[Stored data]

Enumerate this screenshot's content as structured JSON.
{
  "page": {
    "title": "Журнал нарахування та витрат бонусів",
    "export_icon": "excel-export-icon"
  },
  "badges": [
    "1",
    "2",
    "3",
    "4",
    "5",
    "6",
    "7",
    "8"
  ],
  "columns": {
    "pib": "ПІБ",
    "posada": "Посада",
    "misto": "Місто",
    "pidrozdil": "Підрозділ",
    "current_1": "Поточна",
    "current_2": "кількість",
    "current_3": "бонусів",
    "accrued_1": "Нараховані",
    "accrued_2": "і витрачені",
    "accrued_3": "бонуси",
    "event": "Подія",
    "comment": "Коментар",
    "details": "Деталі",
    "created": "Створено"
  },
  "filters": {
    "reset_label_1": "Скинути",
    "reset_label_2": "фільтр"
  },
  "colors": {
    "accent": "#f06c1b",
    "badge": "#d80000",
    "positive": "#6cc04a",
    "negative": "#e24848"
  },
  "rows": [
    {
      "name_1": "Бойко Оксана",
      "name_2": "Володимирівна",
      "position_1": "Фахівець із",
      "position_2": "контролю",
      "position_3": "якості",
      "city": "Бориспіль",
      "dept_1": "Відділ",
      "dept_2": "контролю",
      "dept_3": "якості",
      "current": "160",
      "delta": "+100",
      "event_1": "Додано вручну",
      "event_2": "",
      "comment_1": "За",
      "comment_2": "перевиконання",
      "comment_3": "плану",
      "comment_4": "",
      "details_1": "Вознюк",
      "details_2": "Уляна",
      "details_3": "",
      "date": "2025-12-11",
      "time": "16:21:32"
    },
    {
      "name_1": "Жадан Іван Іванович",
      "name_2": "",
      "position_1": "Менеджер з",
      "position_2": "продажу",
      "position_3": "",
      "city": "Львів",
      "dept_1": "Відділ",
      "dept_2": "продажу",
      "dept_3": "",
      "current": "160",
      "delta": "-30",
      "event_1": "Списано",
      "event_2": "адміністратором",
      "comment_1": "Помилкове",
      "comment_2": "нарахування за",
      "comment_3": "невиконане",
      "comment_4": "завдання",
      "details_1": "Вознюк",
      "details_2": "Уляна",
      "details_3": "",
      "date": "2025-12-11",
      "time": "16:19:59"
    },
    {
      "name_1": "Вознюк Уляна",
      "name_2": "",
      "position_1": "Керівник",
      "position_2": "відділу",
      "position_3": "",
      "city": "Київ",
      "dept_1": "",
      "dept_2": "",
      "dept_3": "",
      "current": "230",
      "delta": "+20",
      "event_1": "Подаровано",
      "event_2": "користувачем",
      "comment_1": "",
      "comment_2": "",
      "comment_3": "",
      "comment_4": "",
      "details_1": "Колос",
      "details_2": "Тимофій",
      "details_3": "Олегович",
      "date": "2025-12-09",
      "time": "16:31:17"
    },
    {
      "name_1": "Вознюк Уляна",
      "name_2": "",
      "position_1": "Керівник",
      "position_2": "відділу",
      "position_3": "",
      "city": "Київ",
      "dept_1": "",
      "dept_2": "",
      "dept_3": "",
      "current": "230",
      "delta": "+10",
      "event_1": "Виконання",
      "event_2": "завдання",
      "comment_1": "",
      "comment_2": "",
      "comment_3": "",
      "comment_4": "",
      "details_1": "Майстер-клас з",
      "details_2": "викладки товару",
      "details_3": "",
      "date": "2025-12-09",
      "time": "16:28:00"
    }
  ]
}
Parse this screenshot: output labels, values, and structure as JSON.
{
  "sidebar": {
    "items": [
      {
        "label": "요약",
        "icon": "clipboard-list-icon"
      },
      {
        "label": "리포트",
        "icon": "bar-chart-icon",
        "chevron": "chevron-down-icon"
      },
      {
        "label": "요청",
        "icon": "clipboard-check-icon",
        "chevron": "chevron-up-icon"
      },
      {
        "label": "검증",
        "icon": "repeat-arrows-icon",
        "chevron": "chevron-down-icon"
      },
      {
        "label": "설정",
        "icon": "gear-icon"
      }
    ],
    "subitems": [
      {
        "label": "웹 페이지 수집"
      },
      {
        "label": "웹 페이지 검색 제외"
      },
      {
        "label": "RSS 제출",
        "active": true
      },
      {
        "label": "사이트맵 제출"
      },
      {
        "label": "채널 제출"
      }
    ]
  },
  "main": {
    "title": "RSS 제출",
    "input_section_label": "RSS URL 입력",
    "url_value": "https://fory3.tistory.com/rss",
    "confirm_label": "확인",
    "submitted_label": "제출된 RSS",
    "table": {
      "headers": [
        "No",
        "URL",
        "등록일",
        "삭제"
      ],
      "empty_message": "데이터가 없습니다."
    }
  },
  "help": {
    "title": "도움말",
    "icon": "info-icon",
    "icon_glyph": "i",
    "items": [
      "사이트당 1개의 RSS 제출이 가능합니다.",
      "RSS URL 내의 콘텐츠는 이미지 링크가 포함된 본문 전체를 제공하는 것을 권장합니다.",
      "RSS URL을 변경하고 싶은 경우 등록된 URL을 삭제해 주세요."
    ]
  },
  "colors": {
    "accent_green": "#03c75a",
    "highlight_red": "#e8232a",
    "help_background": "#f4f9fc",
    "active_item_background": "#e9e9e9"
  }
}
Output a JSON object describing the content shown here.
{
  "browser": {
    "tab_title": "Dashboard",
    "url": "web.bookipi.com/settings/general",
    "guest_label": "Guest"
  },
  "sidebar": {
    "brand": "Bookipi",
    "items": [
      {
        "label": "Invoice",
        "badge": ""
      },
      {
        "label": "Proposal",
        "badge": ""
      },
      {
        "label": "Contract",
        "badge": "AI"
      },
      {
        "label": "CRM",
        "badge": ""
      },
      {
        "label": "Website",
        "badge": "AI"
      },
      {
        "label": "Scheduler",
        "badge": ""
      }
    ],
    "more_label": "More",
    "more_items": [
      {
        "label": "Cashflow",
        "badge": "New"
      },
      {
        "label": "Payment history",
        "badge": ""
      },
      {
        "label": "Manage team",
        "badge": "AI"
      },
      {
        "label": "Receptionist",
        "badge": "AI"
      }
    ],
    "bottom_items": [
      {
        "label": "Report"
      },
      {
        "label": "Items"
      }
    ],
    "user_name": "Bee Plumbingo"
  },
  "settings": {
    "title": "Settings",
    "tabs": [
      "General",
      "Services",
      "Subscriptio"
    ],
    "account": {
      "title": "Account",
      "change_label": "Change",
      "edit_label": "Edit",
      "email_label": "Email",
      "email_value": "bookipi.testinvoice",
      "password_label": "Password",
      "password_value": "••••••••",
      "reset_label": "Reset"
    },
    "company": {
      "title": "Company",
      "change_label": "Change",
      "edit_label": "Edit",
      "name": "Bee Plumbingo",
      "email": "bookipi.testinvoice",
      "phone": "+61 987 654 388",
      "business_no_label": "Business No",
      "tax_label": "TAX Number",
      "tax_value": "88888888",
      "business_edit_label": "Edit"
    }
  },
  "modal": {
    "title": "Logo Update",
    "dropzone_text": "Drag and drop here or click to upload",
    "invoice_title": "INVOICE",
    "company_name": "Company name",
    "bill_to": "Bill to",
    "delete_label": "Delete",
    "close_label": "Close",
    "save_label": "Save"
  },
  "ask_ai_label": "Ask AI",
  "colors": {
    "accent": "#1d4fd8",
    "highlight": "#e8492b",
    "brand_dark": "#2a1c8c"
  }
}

#### What is needed
Compute the number of lines above that contain the string "here". Reply with that value only.

#### Exercise result
2